>> BEGIN Data for this exercise

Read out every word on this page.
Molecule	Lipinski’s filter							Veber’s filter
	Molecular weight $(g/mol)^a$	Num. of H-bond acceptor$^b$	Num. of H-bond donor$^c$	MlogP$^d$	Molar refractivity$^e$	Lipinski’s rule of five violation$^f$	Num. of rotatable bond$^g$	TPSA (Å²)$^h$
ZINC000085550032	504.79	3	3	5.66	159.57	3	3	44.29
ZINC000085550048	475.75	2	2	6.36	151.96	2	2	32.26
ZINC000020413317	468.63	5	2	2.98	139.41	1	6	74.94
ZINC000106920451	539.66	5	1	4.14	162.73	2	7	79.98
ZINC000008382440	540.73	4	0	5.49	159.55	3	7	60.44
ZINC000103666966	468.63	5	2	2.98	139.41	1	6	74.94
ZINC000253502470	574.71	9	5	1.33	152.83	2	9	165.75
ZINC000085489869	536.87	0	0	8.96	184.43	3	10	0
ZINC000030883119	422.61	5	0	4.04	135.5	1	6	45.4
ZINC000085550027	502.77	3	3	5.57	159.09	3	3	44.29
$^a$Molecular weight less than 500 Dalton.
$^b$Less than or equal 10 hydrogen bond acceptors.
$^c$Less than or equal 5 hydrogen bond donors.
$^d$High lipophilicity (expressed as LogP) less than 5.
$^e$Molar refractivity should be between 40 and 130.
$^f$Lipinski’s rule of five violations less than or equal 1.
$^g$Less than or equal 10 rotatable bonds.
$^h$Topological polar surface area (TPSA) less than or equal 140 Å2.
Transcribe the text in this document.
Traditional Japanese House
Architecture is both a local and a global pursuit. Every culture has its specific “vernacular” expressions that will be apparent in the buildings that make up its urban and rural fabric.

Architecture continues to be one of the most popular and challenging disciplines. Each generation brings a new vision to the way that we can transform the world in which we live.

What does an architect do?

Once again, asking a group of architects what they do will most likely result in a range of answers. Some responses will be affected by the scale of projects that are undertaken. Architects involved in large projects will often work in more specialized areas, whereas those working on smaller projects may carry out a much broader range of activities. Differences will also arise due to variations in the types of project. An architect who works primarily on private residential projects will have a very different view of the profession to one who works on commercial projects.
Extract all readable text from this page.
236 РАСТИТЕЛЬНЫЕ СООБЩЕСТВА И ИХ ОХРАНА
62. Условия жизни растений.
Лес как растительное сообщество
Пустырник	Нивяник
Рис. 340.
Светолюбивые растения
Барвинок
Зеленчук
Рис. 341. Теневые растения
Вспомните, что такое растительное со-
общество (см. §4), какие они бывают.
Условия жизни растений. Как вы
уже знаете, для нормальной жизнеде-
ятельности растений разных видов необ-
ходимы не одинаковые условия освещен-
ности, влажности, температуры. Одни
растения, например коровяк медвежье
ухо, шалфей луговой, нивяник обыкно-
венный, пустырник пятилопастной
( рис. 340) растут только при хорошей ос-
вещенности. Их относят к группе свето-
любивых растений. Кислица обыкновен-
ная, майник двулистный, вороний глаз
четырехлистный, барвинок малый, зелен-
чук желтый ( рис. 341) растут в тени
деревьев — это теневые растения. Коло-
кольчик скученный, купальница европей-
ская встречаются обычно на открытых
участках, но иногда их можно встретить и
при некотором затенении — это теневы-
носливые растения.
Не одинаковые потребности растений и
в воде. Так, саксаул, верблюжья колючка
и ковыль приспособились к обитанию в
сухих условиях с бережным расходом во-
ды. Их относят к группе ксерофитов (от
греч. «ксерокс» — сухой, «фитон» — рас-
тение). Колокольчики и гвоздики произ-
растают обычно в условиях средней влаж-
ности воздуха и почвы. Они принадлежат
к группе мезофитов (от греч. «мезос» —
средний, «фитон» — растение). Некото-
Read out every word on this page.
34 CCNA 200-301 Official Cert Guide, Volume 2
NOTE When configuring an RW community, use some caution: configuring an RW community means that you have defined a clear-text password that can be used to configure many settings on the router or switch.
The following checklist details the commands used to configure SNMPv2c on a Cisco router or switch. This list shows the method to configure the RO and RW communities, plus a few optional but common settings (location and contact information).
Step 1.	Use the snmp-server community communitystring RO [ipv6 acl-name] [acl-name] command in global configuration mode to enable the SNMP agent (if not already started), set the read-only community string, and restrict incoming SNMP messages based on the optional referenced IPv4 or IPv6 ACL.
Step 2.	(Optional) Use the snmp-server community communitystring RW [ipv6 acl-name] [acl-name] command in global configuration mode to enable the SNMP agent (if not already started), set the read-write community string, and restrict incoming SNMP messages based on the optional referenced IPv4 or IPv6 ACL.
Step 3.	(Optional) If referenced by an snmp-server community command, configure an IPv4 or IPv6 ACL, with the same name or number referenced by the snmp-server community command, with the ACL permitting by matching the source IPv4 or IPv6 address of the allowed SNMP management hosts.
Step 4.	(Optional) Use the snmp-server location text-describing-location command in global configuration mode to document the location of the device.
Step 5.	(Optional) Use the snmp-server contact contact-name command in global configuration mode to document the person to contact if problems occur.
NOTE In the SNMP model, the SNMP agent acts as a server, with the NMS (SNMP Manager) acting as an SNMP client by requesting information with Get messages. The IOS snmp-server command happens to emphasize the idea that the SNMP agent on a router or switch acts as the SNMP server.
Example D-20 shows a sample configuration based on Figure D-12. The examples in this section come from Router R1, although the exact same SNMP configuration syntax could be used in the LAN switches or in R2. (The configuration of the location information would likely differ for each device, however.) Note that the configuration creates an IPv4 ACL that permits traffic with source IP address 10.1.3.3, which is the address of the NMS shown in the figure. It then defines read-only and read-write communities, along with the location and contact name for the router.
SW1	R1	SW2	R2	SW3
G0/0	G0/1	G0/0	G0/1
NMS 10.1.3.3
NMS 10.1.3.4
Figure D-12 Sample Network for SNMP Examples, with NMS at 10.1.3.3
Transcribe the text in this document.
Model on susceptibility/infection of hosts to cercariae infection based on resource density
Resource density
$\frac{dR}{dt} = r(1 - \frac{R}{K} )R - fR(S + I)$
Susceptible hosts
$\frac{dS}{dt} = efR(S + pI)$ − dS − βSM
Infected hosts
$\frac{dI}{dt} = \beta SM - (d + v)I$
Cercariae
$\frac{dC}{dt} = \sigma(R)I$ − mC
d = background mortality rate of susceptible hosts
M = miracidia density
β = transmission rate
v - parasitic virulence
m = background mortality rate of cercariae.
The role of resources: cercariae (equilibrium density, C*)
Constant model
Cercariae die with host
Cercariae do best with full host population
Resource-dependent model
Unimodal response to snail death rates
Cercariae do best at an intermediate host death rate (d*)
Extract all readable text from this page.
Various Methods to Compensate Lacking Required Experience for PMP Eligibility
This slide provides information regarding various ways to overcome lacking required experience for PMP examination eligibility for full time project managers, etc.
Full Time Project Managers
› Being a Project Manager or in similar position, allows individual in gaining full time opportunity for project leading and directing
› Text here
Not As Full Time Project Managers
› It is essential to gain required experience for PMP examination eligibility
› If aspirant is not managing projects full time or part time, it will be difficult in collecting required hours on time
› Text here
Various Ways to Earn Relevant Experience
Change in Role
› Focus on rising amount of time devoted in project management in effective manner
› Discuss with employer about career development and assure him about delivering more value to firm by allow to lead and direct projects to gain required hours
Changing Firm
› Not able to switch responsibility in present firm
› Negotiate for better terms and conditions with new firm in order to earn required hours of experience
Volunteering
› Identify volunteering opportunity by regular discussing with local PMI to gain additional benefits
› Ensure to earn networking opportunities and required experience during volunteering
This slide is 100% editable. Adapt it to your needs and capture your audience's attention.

>> END Data for this exercise

Reproduce each line verbatim.

Read out every word on this page.
Molecule	Lipinski’s filter							Veber’s filter
	Molecular weight $(g/mol)^a$	Num. of H-bond acceptor$^b$	Num. of H-bond donor$^c$	MlogP$^d$	Molar refractivity$^e$	Lipinski’s rule of five violation$^f$	Num. of rotatable bond$^g$	TPSA (Å²)$^h$
ZINC000085550032	504.79	3	3	5.66	159.57	3	3	44.29
ZINC000085550048	475.75	2	2	6.36	151.96	2	2	32.26
ZINC000020413317	468.63	5	2	2.98	139.41	1	6	74.94
ZINC000106920451	539.66	5	1	4.14	162.73	2	7	79.98
ZINC000008382440	540.73	4	0	5.49	159.55	3	7	60.44
ZINC000103666966	468.63	5	2	2.98	139.41	1	6	74.94
ZINC000253502470	574.71	9	5	1.33	152.83	2	9	165.75
ZINC000085489869	536.87	0	0	8.96	184.43	3	10	0
ZINC000030883119	422.61	5	0	4.04	135.5	1	6	45.4
ZINC000085550027	502.77	3	3	5.57	159.09	3	3	44.29
$^a$Molecular weight less than 500 Dalton.
$^b$Less than or equal 10 hydrogen bond acceptors.
$^c$Less than or equal 5 hydrogen bond donors.
$^d$High lipophilicity (expressed as LogP) less than 5.
$^e$Molar refractivity should be between 40 and 130.
$^f$Lipinski’s rule of five violations less than or equal 1.
$^g$Less than or equal 10 rotatable bonds.
$^h$Topological polar surface area (TPSA) less than or equal 140 Å2.
Transcribe the text in this document.
Traditional Japanese House
Architecture is both a local and a global pursuit. Every culture has its specific “vernacular” expressions that will be apparent in the buildings that make up its urban and rural fabric.

Architecture continues to be one of the most popular and challenging disciplines. Each generation brings a new vision to the way that we can transform the world in which we live.

What does an architect do?

Once again, asking a group of architects what they do will most likely result in a range of answers. Some responses will be affected by the scale of projects that are undertaken. Architects involved in large projects will often work in more specialized areas, whereas those working on smaller projects may carry out a much broader range of activities. Differences will also arise due to variations in the types of project. An architect who works primarily on private residential projects will have a very different view of the profession to one who works on commercial projects.
Extract all readable text from this page.
236 РАСТИТЕЛЬНЫЕ СООБЩЕСТВА И ИХ ОХРАНА
62. Условия жизни растений.
Лес как растительное сообщество
Пустырник	Нивяник
Рис. 340.
Светолюбивые растения
Барвинок
Зеленчук
Рис. 341. Теневые растения
Вспомните, что такое растительное со-
общество (см. §4), какие они бывают.
Условия жизни растений. Как вы
уже знаете, для нормальной жизнеде-
ятельности растений разных видов необ-
ходимы не одинаковые условия освещен-
ности, влажности, температуры. Одни
растения, например коровяк медвежье
ухо, шалфей луговой, нивяник обыкно-
венный, пустырник пятилопастной
( рис. 340) растут только при хорошей ос-
вещенности. Их относят к группе свето-
любивых растений. Кислица обыкновен-
ная, майник двулистный, вороний глаз
четырехлистный, барвинок малый, зелен-
чук желтый ( рис. 341) растут в тени
деревьев — это теневые растения. Коло-
кольчик скученный, купальница европей-
ская встречаются обычно на открытых
участках, но иногда их можно встретить и
при некотором затенении — это теневы-
носливые растения.
Не одинаковые потребности растений и
в воде. Так, саксаул, верблюжья колючка
и ковыль приспособились к обитанию в
сухих условиях с бережным расходом во-
ды. Их относят к группе ксерофитов (от
греч. «ксерокс» — сухой, «фитон» — рас-
тение). Колокольчики и гвоздики произ-
растают обычно в условиях средней влаж-
ности воздуха и почвы. Они принадлежат
к группе мезофитов (от греч. «мезос» —
средний, «фитон» — растение). Некото-
Read out every word on this page.
34 CCNA 200-301 Official Cert Guide, Volume 2
NOTE When configuring an RW community, use some caution: configuring an RW community means that you have defined a clear-text password that can be used to configure many settings on the router or switch.
The following checklist details the commands used to configure SNMPv2c on a Cisco router or switch. This list shows the method to configure the RO and RW communities, plus a few optional but common settings (location and contact information).
Step 1.	Use the snmp-server community communitystring RO [ipv6 acl-name] [acl-name] command in global configuration mode to enable the SNMP agent (if not already started), set the read-only community string, and restrict incoming SNMP messages based on the optional referenced IPv4 or IPv6 ACL.
Step 2.	(Optional) Use the snmp-server community communitystring RW [ipv6 acl-name] [acl-name] command in global configuration mode to enable the SNMP agent (if not already started), set the read-write community string, and restrict incoming SNMP messages based on the optional referenced IPv4 or IPv6 ACL.
Step 3.	(Optional) If referenced by an snmp-server community command, configure an IPv4 or IPv6 ACL, with the same name or number referenced by the snmp-server community command, with the ACL permitting by matching the source IPv4 or IPv6 address of the allowed SNMP management hosts.
Step 4.	(Optional) Use the snmp-server location text-describing-location command in global configuration mode to document the location of the device.
Step 5.	(Optional) Use the snmp-server contact contact-name command in global configuration mode to document the person to contact if problems occur.
NOTE In the SNMP model, the SNMP agent acts as a server, with the NMS (SNMP Manager) acting as an SNMP client by requesting information with Get messages. The IOS snmp-server command happens to emphasize the idea that the SNMP agent on a router or switch acts as the SNMP server.
Example D-20 shows a sample configuration based on Figure D-12. The examples in this section come from Router R1, although the exact same SNMP configuration syntax could be used in the LAN switches or in R2. (The configuration of the location information would likely differ for each device, however.) Note that the configuration creates an IPv4 ACL that permits traffic with source IP address 10.1.3.3, which is the address of the NMS shown in the figure. It then defines read-only and read-write communities, along with the location and contact name for the router.
SW1	R1	SW2	R2	SW3
G0/0	G0/1	G0/0	G0/1
NMS 10.1.3.3
NMS 10.1.3.4
Figure D-12 Sample Network for SNMP Examples, with NMS at 10.1.3.3
Transcribe the text in this document.
Model on susceptibility/infection of hosts to cercariae infection based on resource density
Resource density
$\frac{dR}{dt} = r(1 - \frac{R}{K} )R - fR(S + I)$
Susceptible hosts
$\frac{dS}{dt} = efR(S + pI)$ − dS − βSM
Infected hosts
$\frac{dI}{dt} = \beta SM - (d + v)I$
Cercariae
$\frac{dC}{dt} = \sigma(R)I$ − mC
d = background mortality rate of susceptible hosts
M = miracidia density
β = transmission rate
v - parasitic virulence
m = background mortality rate of cercariae.
The role of resources: cercariae (equilibrium density, C*)
Constant model
Cercariae die with host
Cercariae do best with full host population
Resource-dependent model
Unimodal response to snail death rates
Cercariae do best at an intermediate host death rate (d*)
Extract all readable text from this page.
Various Methods to Compensate Lacking Required Experience for PMP Eligibility
This slide provides information regarding various ways to overcome lacking required experience for PMP examination eligibility for full time project managers, etc.
Full Time Project Managers
› Being a Project Manager or in similar position, allows individual in gaining full time opportunity for project leading and directing
› Text here
Not As Full Time Project Managers
› It is essential to gain required experience for PMP examination eligibility
› If aspirant is not managing projects full time or part time, it will be difficult in collecting required hours on time
› Text here
Various Ways to Earn Relevant Experience
Change in Role
› Focus on rising amount of time devoted in project management in effective manner
› Discuss with employer about career development and assure him about delivering more value to firm by allow to lead and direct projects to gain required hours
Changing Firm
› Not able to switch responsibility in present firm
› Negotiate for better terms and conditions with new firm in order to earn required hours of experience
Volunteering
› Identify volunteering opportunity by regular discussing with local PMI to gain additional benefits
› Ensure to earn networking opportunities and required experience during volunteering
This slide is 100% editable. Adapt it to your needs and capture your audience's attention.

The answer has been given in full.